→ LISTED RECORDS:
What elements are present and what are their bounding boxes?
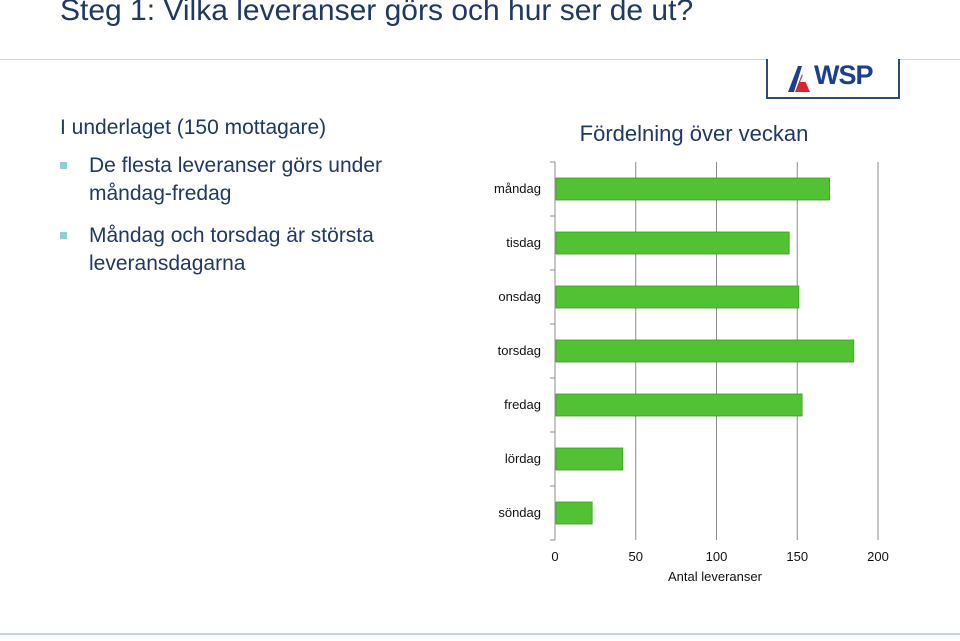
- bullet-text: De flesta leveranser görs under måndag-f…: [89, 154, 382, 205]
- chart-axes: [550, 161, 556, 541]
- slide-title: Steg 1: Vilka leveranser görs och hur se…: [60, 0, 694, 27]
- bullet-list: De flesta leveranser görs under måndag-f…: [60, 152, 450, 292]
- weekday-bar-chart: Fördelning över veckan 0 50 100 150 200 månda…: [494, 121, 889, 584]
- title-divider: [0, 59, 960, 60]
- intro-text: I underlaget (150 mottagare): [60, 116, 327, 139]
- bar-fredag: [555, 393, 803, 417]
- company-logo: WSP: [766, 59, 900, 99]
- wsp-logo-mark-icon: [788, 66, 810, 92]
- x-axis-title: Antal leveranser: [668, 569, 763, 584]
- bar-söndag: [555, 501, 593, 525]
- x-tick-label: 100: [706, 549, 728, 564]
- category-label: fredag: [504, 397, 541, 412]
- bar-måndag: [555, 177, 830, 201]
- bar-lördag: [555, 447, 624, 471]
- chart-title: Fördelning över veckan: [580, 121, 809, 146]
- category-label: tisdag: [506, 235, 541, 250]
- logo-text: WSP: [814, 60, 874, 90]
- bullet-item: De flesta leveranser görs under måndag-f…: [60, 152, 450, 208]
- bar-torsdag: [555, 339, 855, 363]
- bullet-text: Måndag och torsdag är största leveransda…: [89, 224, 374, 275]
- x-tick-label: 150: [786, 549, 808, 564]
- category-label: måndag: [494, 181, 541, 196]
- category-label: onsdag: [498, 289, 541, 304]
- chart-labels: 0 50 100 150 200 måndag tisdag onsdag torsdag fre…: [494, 181, 889, 564]
- square-bullet-icon: [60, 162, 67, 169]
- category-label: lördag: [505, 451, 541, 466]
- bar-onsdag: [555, 285, 800, 309]
- x-tick-label: 50: [629, 549, 643, 564]
- chart-bars: [555, 177, 855, 525]
- bar-tisdag: [555, 231, 790, 255]
- footer-divider: [0, 633, 960, 635]
- category-label: torsdag: [498, 343, 541, 358]
- category-label: söndag: [498, 505, 541, 520]
- x-tick-label: 0: [551, 549, 558, 564]
- x-tick-label: 200: [867, 549, 889, 564]
- square-bullet-icon: [60, 232, 67, 239]
- bullet-item: Måndag och torsdag är största leveransda…: [60, 222, 450, 278]
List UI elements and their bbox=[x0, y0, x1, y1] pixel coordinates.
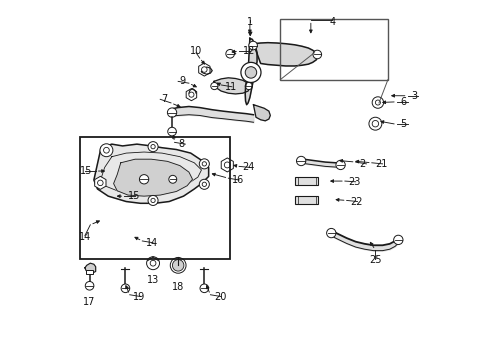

→ WHAT TO WORK ON: Swap "category-label" for "day-label" in everything from the line containing "- bullet-text: De" down to the line containing "- category-label: torsdag: [498, 343, 541, 358]" in the data, and give those lines again with nothing else changed.

→ FINAL RESULT:
- bullet-text: De flesta leveranser görs under måndag-f…: [89, 154, 382, 205]
- chart-axes: [550, 161, 556, 541]
- slide-title: Steg 1: Vilka leveranser görs och hur se…: [60, 0, 694, 27]
- bullet-list: De flesta leveranser görs under måndag-f…: [60, 152, 450, 292]
- weekday-bar-chart: Fördelning över veckan 0 50 100 150 200 månda…: [494, 121, 889, 584]
- title-divider: [0, 59, 960, 60]
- intro-text: I underlaget (150 mottagare): [60, 116, 327, 139]
- bar-fredag: [555, 393, 803, 417]
- company-logo: WSP: [766, 59, 900, 99]
- wsp-logo-mark-icon: [788, 66, 810, 92]
- x-axis-title: Antal leveranser: [668, 569, 763, 584]
- bar-söndag: [555, 501, 593, 525]
- x-tick-label: 100: [706, 549, 728, 564]
- day-label: fredag: [504, 397, 541, 412]
- bar-måndag: [555, 177, 830, 201]
- bar-lördag: [555, 447, 624, 471]
- chart-title: Fördelning över veckan: [580, 121, 809, 146]
- day-label: tisdag: [506, 235, 541, 250]
- logo-text: WSP: [814, 60, 874, 90]
- bullet-item: De flesta leveranser görs under måndag-f…: [60, 152, 450, 208]
- bar-torsdag: [555, 339, 855, 363]
- bullet-text: Måndag och torsdag är största leveransda…: [89, 224, 374, 275]
- x-tick-label: 150: [786, 549, 808, 564]
- day-label: måndag: [494, 181, 541, 196]
- day-label: onsdag: [498, 289, 541, 304]
- chart-labels: 0 50 100 150 200 måndag tisdag onsdag torsdag fre…: [494, 181, 889, 564]
- square-bullet-icon: [60, 162, 67, 169]
- day-label: lördag: [505, 451, 541, 466]
- bar-onsdag: [555, 285, 800, 309]
- x-tick-label: 50: [629, 549, 643, 564]
- chart-bars: [555, 177, 855, 525]
- bar-tisdag: [555, 231, 790, 255]
- footer-divider: [0, 633, 960, 635]
- day-label: torsdag: [498, 343, 541, 358]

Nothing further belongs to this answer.